_DATA IN THIS EXERCISE_

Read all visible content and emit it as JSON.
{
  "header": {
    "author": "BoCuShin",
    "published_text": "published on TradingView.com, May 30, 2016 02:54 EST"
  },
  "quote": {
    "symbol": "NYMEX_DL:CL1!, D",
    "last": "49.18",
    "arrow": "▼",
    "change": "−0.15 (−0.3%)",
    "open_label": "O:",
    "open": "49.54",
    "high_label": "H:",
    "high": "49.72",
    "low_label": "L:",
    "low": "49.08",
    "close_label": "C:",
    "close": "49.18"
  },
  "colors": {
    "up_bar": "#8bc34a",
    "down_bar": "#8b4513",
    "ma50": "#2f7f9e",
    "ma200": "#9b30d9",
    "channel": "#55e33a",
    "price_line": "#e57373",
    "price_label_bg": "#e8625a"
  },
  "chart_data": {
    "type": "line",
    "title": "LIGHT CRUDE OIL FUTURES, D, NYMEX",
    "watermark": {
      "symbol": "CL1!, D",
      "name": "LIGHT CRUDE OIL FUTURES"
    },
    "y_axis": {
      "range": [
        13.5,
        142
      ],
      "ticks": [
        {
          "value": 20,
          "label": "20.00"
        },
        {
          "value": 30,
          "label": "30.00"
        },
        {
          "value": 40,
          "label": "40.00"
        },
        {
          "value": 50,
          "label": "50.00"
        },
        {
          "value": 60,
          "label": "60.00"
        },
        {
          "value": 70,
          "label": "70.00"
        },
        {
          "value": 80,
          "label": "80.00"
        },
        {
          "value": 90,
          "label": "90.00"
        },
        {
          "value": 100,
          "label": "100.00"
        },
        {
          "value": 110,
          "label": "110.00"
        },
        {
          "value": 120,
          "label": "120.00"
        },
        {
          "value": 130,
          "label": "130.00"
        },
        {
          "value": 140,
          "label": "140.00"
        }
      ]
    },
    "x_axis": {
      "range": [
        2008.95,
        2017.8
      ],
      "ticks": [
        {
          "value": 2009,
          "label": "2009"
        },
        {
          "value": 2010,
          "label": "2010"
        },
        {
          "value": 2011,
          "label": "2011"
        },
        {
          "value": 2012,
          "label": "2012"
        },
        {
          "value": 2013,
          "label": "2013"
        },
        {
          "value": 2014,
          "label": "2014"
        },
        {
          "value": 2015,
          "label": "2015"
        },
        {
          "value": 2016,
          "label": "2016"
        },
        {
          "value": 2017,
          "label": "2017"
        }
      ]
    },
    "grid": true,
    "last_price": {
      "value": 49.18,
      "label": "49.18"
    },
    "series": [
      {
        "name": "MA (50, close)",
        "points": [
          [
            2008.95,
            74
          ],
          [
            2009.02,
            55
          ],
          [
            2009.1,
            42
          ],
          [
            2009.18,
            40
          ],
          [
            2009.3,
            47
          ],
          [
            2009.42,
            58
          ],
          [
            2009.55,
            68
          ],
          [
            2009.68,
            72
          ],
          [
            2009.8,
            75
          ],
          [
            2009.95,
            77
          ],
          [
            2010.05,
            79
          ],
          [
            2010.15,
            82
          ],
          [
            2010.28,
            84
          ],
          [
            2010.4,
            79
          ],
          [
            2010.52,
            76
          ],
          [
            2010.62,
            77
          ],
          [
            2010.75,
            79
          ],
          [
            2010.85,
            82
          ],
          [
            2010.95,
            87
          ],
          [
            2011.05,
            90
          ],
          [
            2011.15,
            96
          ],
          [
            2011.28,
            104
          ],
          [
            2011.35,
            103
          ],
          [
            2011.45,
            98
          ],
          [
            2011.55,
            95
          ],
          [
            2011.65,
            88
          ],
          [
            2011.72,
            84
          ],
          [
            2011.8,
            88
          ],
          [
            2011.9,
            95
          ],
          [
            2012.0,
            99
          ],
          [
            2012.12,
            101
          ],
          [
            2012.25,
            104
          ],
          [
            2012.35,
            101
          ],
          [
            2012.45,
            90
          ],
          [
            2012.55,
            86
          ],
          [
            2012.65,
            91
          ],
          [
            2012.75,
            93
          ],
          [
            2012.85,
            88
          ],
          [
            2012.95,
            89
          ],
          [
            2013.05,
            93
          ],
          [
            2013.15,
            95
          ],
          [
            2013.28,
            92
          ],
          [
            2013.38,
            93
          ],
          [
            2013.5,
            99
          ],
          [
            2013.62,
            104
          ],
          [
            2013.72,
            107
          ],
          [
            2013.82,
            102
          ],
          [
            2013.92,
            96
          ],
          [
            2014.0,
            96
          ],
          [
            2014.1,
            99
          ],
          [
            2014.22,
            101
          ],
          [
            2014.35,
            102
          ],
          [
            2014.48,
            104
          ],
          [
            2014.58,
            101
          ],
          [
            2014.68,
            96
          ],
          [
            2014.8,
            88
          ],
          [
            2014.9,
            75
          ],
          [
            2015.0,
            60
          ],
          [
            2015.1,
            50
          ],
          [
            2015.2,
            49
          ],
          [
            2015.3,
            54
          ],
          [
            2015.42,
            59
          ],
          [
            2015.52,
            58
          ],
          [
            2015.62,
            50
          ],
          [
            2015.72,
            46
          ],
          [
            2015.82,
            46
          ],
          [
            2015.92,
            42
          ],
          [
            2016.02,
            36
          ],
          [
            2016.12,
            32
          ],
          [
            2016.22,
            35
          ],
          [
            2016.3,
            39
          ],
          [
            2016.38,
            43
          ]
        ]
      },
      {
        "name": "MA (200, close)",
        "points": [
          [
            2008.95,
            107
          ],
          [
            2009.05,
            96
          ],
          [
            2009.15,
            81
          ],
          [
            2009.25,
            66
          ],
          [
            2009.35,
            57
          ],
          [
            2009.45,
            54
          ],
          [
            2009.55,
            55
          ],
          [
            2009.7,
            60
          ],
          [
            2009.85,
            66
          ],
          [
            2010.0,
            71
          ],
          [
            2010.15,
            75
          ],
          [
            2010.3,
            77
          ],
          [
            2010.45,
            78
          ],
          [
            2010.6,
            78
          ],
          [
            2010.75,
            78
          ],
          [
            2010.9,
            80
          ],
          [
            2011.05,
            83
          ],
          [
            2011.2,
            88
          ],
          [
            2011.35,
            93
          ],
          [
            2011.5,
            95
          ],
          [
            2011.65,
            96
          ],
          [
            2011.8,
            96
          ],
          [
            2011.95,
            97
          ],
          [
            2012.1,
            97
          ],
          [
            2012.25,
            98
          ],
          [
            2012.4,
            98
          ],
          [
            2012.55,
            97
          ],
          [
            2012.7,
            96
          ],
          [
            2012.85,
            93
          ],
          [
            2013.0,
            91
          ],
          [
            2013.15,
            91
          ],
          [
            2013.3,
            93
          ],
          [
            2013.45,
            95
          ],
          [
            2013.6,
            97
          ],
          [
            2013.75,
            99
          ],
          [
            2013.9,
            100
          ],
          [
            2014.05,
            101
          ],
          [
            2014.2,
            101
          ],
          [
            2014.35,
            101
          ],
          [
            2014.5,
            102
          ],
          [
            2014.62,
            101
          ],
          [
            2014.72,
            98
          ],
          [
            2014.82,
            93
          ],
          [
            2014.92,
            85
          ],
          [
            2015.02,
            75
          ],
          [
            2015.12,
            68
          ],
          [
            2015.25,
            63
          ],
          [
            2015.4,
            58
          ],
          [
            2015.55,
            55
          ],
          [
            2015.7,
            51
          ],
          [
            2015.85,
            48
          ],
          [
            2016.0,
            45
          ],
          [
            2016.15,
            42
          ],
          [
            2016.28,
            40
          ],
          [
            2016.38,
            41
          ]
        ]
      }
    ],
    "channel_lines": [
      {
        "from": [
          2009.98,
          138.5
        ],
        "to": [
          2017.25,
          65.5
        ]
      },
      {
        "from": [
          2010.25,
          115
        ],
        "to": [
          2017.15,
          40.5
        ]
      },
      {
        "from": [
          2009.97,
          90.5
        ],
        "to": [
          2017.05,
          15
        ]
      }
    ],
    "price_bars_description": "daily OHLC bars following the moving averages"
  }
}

_GIVEN INSTRUCTION_
Copy down every line of the entries containing the word "FUTURES".

_COMPLETE OUTPUT_
    "title": "LIGHT CRUDE OIL FUTURES, D, NYMEX",
      "name": "LIGHT CRUDE OIL FUTURES"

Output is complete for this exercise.